(Items from a figure collection)
┄┄┄┄┄┄┄┄┄┄

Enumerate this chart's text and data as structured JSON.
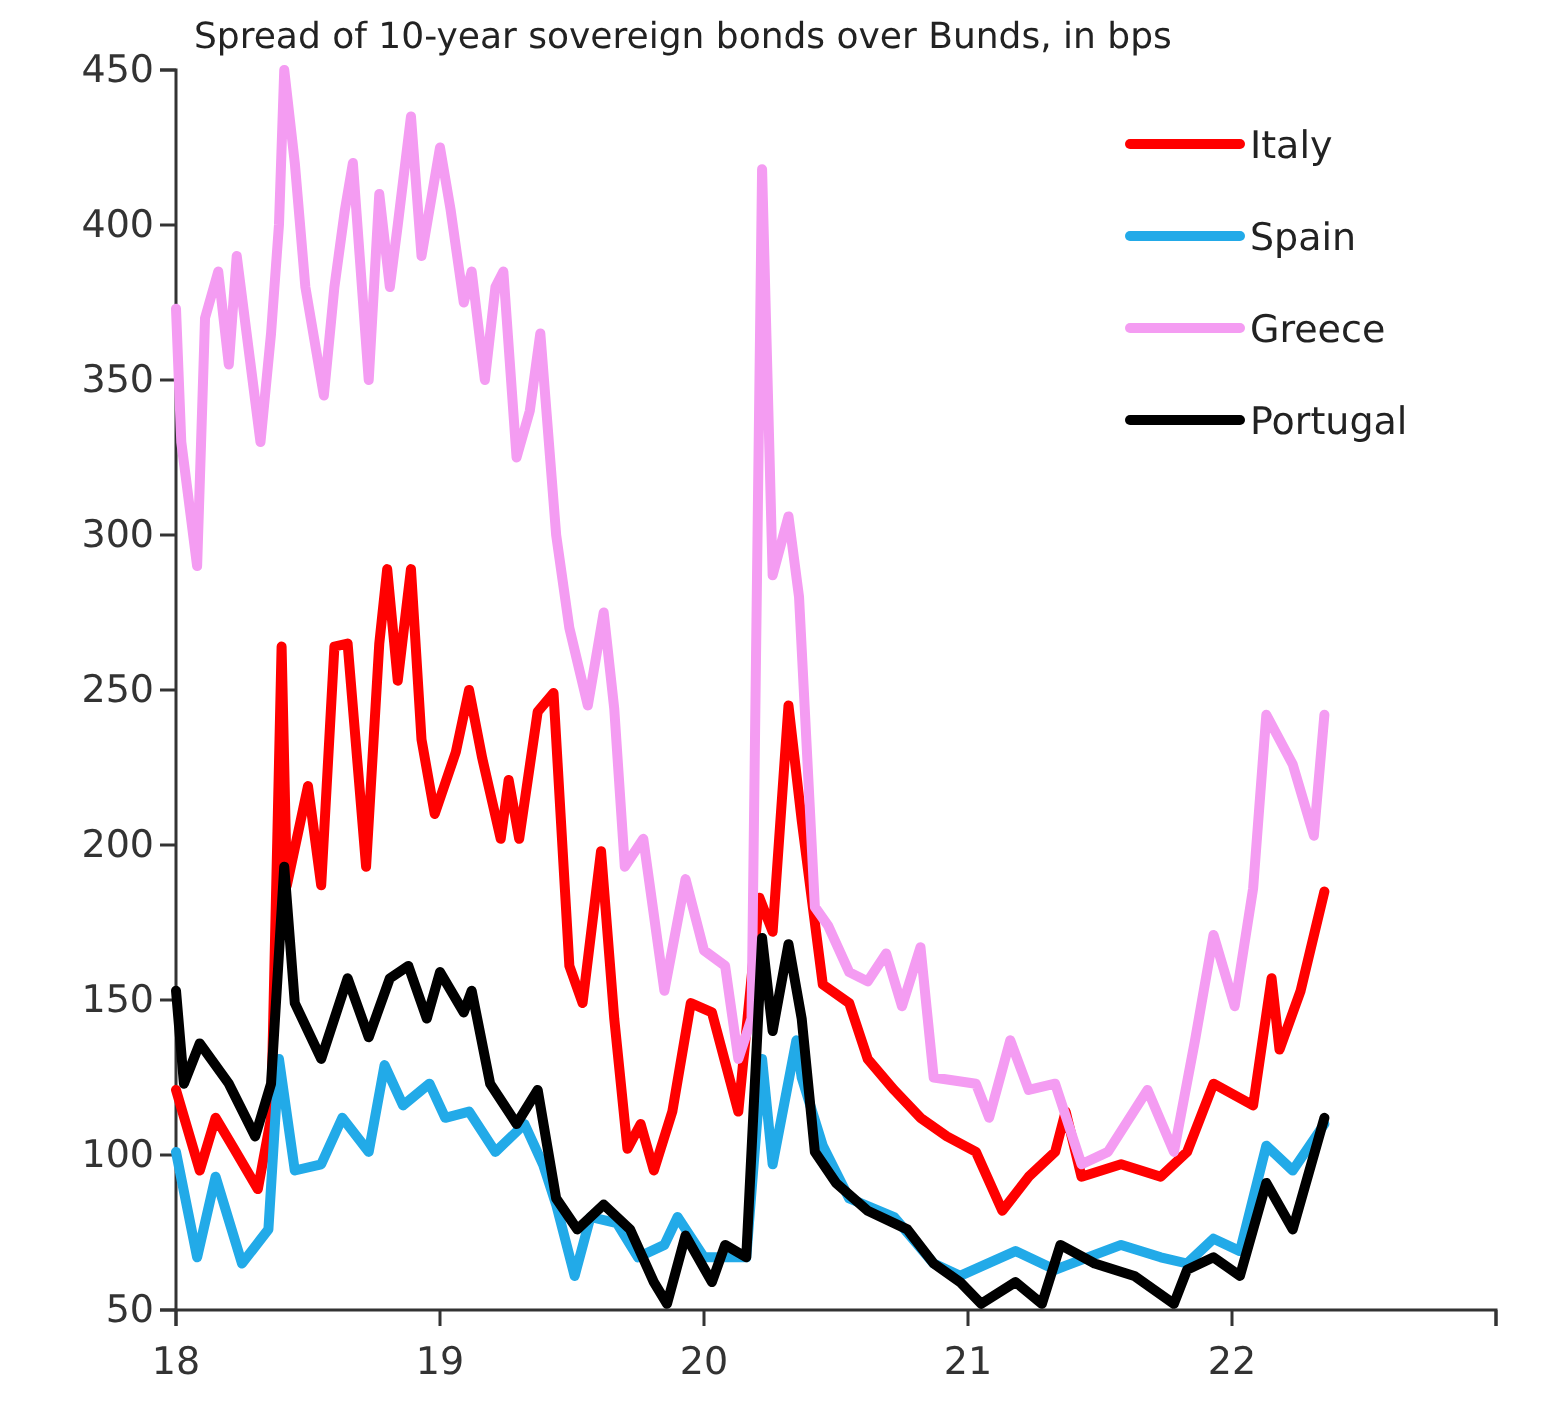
{
  "chart_data": {
    "type": "line",
    "title": "Spread of 10-year sovereign bonds over Bunds, in bps",
    "xlim": [
      18,
      23
    ],
    "xticks": [
      18,
      19,
      20,
      21,
      22,
      {
        "value": 23,
        "label": null
      }
    ],
    "ylim": [
      50,
      450
    ],
    "yticks": [
      50,
      100,
      150,
      200,
      250,
      300,
      350,
      400,
      450
    ],
    "grid": false,
    "legend": "top right",
    "line_style": "solid",
    "marker": "none",
    "series": [
      {
        "name": "Italy",
        "color": "#ff0000",
        "x": [
          18.0,
          18.09,
          18.15,
          18.22,
          18.31,
          18.36,
          18.4,
          18.42,
          18.5,
          18.55,
          18.6,
          18.65,
          18.72,
          18.77,
          18.8,
          18.84,
          18.89,
          18.93,
          18.98,
          19.06,
          19.11,
          19.16,
          19.23,
          19.26,
          19.3,
          19.37,
          19.43,
          19.49,
          19.54,
          19.61,
          19.66,
          19.71,
          19.76,
          19.81,
          19.88,
          19.95,
          20.03,
          20.13,
          20.21,
          20.26,
          20.32,
          20.37,
          20.45,
          20.55,
          20.62,
          20.72,
          20.82,
          20.92,
          21.03,
          21.13,
          21.23,
          21.33,
          21.37,
          21.43,
          21.58,
          21.73,
          21.83,
          21.93,
          22.08,
          22.15,
          22.18,
          22.26,
          22.35
        ],
        "values": [
          121,
          95,
          112,
          102,
          89,
          112,
          264,
          187,
          219,
          187,
          264,
          265,
          193,
          265,
          289,
          253,
          289,
          234,
          210,
          230,
          250,
          228,
          202,
          221,
          202,
          243,
          249,
          161,
          149,
          198,
          144,
          102,
          110,
          95,
          114,
          149,
          146,
          114,
          183,
          172,
          245,
          208,
          155,
          149,
          131,
          121,
          112,
          106,
          101,
          82,
          93,
          101,
          114,
          93,
          97,
          93,
          101,
          123,
          116,
          157,
          134,
          153,
          185
        ]
      },
      {
        "name": "Spain",
        "color": "#22aae8",
        "x": [
          18.0,
          18.08,
          18.15,
          18.25,
          18.35,
          18.39,
          18.45,
          18.55,
          18.63,
          18.73,
          18.79,
          18.86,
          18.96,
          19.02,
          19.11,
          19.21,
          19.32,
          19.39,
          19.44,
          19.51,
          19.57,
          19.67,
          19.75,
          19.85,
          19.9,
          20.0,
          20.16,
          20.22,
          20.26,
          20.35,
          20.37,
          20.45,
          20.55,
          20.72,
          20.87,
          20.97,
          21.18,
          21.33,
          21.58,
          21.73,
          21.83,
          21.93,
          22.03,
          22.13,
          22.23,
          22.35
        ],
        "values": [
          101,
          67,
          93,
          65,
          76,
          131,
          95,
          97,
          112,
          101,
          129,
          116,
          123,
          112,
          114,
          101,
          110,
          97,
          84,
          61,
          80,
          78,
          67,
          71,
          80,
          67,
          67,
          131,
          97,
          137,
          125,
          103,
          86,
          80,
          65,
          61,
          69,
          63,
          71,
          67,
          65,
          73,
          69,
          103,
          95,
          110
        ]
      },
      {
        "name": "Greece",
        "color": "#f49cf2",
        "x": [
          18.0,
          18.02,
          18.08,
          18.11,
          18.16,
          18.2,
          18.23,
          18.32,
          18.36,
          18.39,
          18.41,
          18.45,
          18.49,
          18.56,
          18.6,
          18.64,
          18.67,
          18.73,
          18.77,
          18.81,
          18.84,
          18.89,
          18.93,
          19.0,
          19.04,
          19.09,
          19.12,
          19.17,
          19.21,
          19.24,
          19.29,
          19.34,
          19.38,
          19.44,
          19.49,
          19.56,
          19.62,
          19.66,
          19.7,
          19.77,
          19.85,
          19.93,
          20.0,
          20.08,
          20.13,
          20.18,
          20.22,
          20.26,
          20.32,
          20.36,
          20.42,
          20.47,
          20.55,
          20.62,
          20.69,
          20.75,
          20.82,
          20.87,
          21.03,
          21.08,
          21.16,
          21.23,
          21.33,
          21.43,
          21.53,
          21.68,
          21.78,
          21.86,
          21.93,
          22.01,
          22.08,
          22.13,
          22.23,
          22.31,
          22.35
        ],
        "values": [
          373,
          330,
          290,
          370,
          385,
          355,
          390,
          330,
          365,
          400,
          450,
          420,
          380,
          345,
          380,
          405,
          420,
          350,
          410,
          380,
          400,
          435,
          390,
          425,
          405,
          375,
          385,
          350,
          380,
          385,
          325,
          340,
          365,
          300,
          270,
          245,
          275,
          244,
          193,
          202,
          153,
          189,
          166,
          161,
          131,
          144,
          418,
          287,
          306,
          280,
          180,
          174,
          159,
          156,
          165,
          148,
          167,
          125,
          123,
          112,
          137,
          121,
          123,
          97,
          101,
          121,
          101,
          137,
          171,
          148,
          186,
          242,
          226,
          203,
          242
        ]
      },
      {
        "name": "Portugal",
        "color": "#000000",
        "x": [
          18.0,
          18.03,
          18.09,
          18.2,
          18.3,
          18.36,
          18.41,
          18.45,
          18.55,
          18.65,
          18.73,
          18.81,
          18.88,
          18.95,
          19.0,
          19.09,
          19.12,
          19.19,
          19.29,
          19.37,
          19.44,
          19.52,
          19.62,
          19.72,
          19.81,
          19.86,
          19.93,
          20.03,
          20.08,
          20.16,
          20.22,
          20.26,
          20.32,
          20.37,
          20.42,
          20.5,
          20.62,
          20.77,
          20.87,
          20.97,
          21.05,
          21.18,
          21.28,
          21.35,
          21.48,
          21.63,
          21.78,
          21.83,
          21.93,
          22.03,
          22.13,
          22.23,
          22.35
        ],
        "values": [
          153,
          123,
          136,
          123,
          106,
          123,
          193,
          149,
          131,
          157,
          138,
          157,
          161,
          144,
          159,
          146,
          153,
          123,
          110,
          121,
          86,
          76,
          84,
          76,
          59,
          52,
          74,
          59,
          71,
          67,
          170,
          140,
          168,
          144,
          101,
          91,
          82,
          76,
          65,
          59,
          52,
          59,
          52,
          71,
          65,
          61,
          52,
          63,
          67,
          61,
          91,
          76,
          112
        ]
      }
    ]
  }
}
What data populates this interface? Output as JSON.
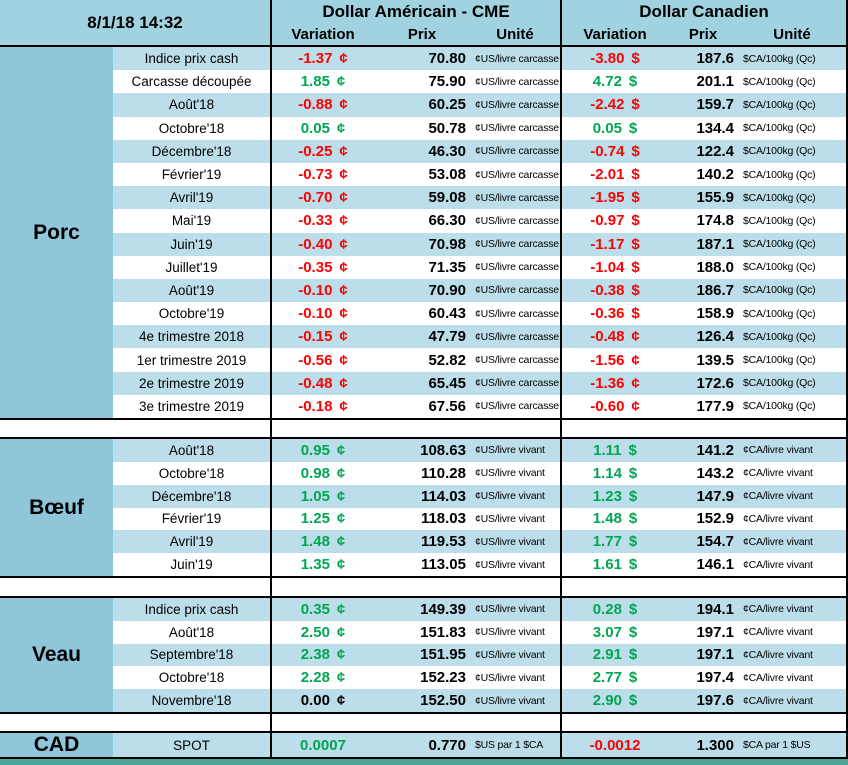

┄┄┄┄┄┄┄┄┄┄

• GIVEN TASK:
Print the whole listing above once more, word for word, without its pictures.

• REPLY TO THE EXERCISE:
Enumerate this chart's text and data as structured JSON.
{
  "chart_data": {
    "type": "line",
    "title": "Spread of 10-year sovereign bonds over Bunds, in bps",
    "xlim": [
      18,
      23
    ],
    "xticks": [
      18,
      19,
      20,
      21,
      22,
      {
        "value": 23,
        "label": null
      }
    ],
    "ylim": [
      50,
      450
    ],
    "yticks": [
      50,
      100,
      150,
      200,
      250,
      300,
      350,
      400,
      450
    ],
    "grid": false,
    "legend": "top right",
    "line_style": "solid",
    "marker": "none",
    "series": [
      {
        "name": "Italy",
        "color": "#ff0000",
        "x": [
          18.0,
          18.09,
          18.15,
          18.22,
          18.31,
          18.36,
          18.4,
          18.42,
          18.5,
          18.55,
          18.6,
          18.65,
          18.72,
          18.77,
          18.8,
          18.84,
          18.89,
          18.93,
          18.98,
          19.06,
          19.11,
          19.16,
          19.23,
          19.26,
          19.3,
          19.37,
          19.43,
          19.49,
          19.54,
          19.61,
          19.66,
          19.71,
          19.76,
          19.81,
          19.88,
          19.95,
          20.03,
          20.13,
          20.21,
          20.26,
          20.32,
          20.37,
          20.45,
          20.55,
          20.62,
          20.72,
          20.82,
          20.92,
          21.03,
          21.13,
          21.23,
          21.33,
          21.37,
          21.43,
          21.58,
          21.73,
          21.83,
          21.93,
          22.08,
          22.15,
          22.18,
          22.26,
          22.35
        ],
        "values": [
          121,
          95,
          112,
          102,
          89,
          112,
          264,
          187,
          219,
          187,
          264,
          265,
          193,
          265,
          289,
          253,
          289,
          234,
          210,
          230,
          250,
          228,
          202,
          221,
          202,
          243,
          249,
          161,
          149,
          198,
          144,
          102,
          110,
          95,
          114,
          149,
          146,
          114,
          183,
          172,
          245,
          208,
          155,
          149,
          131,
          121,
          112,
          106,
          101,
          82,
          93,
          101,
          114,
          93,
          97,
          93,
          101,
          123,
          116,
          157,
          134,
          153,
          185
        ]
      },
      {
        "name": "Spain",
        "color": "#22aae8",
        "x": [
          18.0,
          18.08,
          18.15,
          18.25,
          18.35,
          18.39,
          18.45,
          18.55,
          18.63,
          18.73,
          18.79,
          18.86,
          18.96,
          19.02,
          19.11,
          19.21,
          19.32,
          19.39,
          19.44,
          19.51,
          19.57,
          19.67,
          19.75,
          19.85,
          19.9,
          20.0,
          20.16,
          20.22,
          20.26,
          20.35,
          20.37,
          20.45,
          20.55,
          20.72,
          20.87,
          20.97,
          21.18,
          21.33,
          21.58,
          21.73,
          21.83,
          21.93,
          22.03,
          22.13,
          22.23,
          22.35
        ],
        "values": [
          101,
          67,
          93,
          65,
          76,
          131,
          95,
          97,
          112,
          101,
          129,
          116,
          123,
          112,
          114,
          101,
          110,
          97,
          84,
          61,
          80,
          78,
          67,
          71,
          80,
          67,
          67,
          131,
          97,
          137,
          125,
          103,
          86,
          80,
          65,
          61,
          69,
          63,
          71,
          67,
          65,
          73,
          69,
          103,
          95,
          110
        ]
      },
      {
        "name": "Greece",
        "color": "#f49cf2",
        "x": [
          18.0,
          18.02,
          18.08,
          18.11,
          18.16,
          18.2,
          18.23,
          18.32,
          18.36,
          18.39,
          18.41,
          18.45,
          18.49,
          18.56,
          18.6,
          18.64,
          18.67,
          18.73,
          18.77,
          18.81,
          18.84,
          18.89,
          18.93,
          19.0,
          19.04,
          19.09,
          19.12,
          19.17,
          19.21,
          19.24,
          19.29,
          19.34,
          19.38,
          19.44,
          19.49,
          19.56,
          19.62,
          19.66,
          19.7,
          19.77,
          19.85,
          19.93,
          20.0,
          20.08,
          20.13,
          20.18,
          20.22,
          20.26,
          20.32,
          20.36,
          20.42,
          20.47,
          20.55,
          20.62,
          20.69,
          20.75,
          20.82,
          20.87,
          21.03,
          21.08,
          21.16,
          21.23,
          21.33,
          21.43,
          21.53,
          21.68,
          21.78,
          21.86,
          21.93,
          22.01,
          22.08,
          22.13,
          22.23,
          22.31,
          22.35
        ],
        "values": [
          373,
          330,
          290,
          370,
          385,
          355,
          390,
          330,
          365,
          400,
          450,
          420,
          380,
          345,
          380,
          405,
          420,
          350,
          410,
          380,
          400,
          435,
          390,
          425,
          405,
          375,
          385,
          350,
          380,
          385,
          325,
          340,
          365,
          300,
          270,
          245,
          275,
          244,
          193,
          202,
          153,
          189,
          166,
          161,
          131,
          144,
          418,
          287,
          306,
          280,
          180,
          174,
          159,
          156,
          165,
          148,
          167,
          125,
          123,
          112,
          137,
          121,
          123,
          97,
          101,
          121,
          101,
          137,
          171,
          148,
          186,
          242,
          226,
          203,
          242
        ]
      },
      {
        "name": "Portugal",
        "color": "#000000",
        "x": [
          18.0,
          18.03,
          18.09,
          18.2,
          18.3,
          18.36,
          18.41,
          18.45,
          18.55,
          18.65,
          18.73,
          18.81,
          18.88,
          18.95,
          19.0,
          19.09,
          19.12,
          19.19,
          19.29,
          19.37,
          19.44,
          19.52,
          19.62,
          19.72,
          19.81,
          19.86,
          19.93,
          20.03,
          20.08,
          20.16,
          20.22,
          20.26,
          20.32,
          20.37,
          20.42,
          20.5,
          20.62,
          20.77,
          20.87,
          20.97,
          21.05,
          21.18,
          21.28,
          21.35,
          21.48,
          21.63,
          21.78,
          21.83,
          21.93,
          22.03,
          22.13,
          22.23,
          22.35
        ],
        "values": [
          153,
          123,
          136,
          123,
          106,
          123,
          193,
          149,
          131,
          157,
          138,
          157,
          161,
          144,
          159,
          146,
          153,
          123,
          110,
          121,
          86,
          76,
          84,
          76,
          59,
          52,
          74,
          59,
          71,
          67,
          170,
          140,
          168,
          144,
          101,
          91,
          82,
          76,
          65,
          59,
          52,
          59,
          52,
          71,
          65,
          61,
          52,
          63,
          67,
          61,
          91,
          76,
          112
        ]
      }
    ]
  }
}
What data populates this interface? Output as JSON.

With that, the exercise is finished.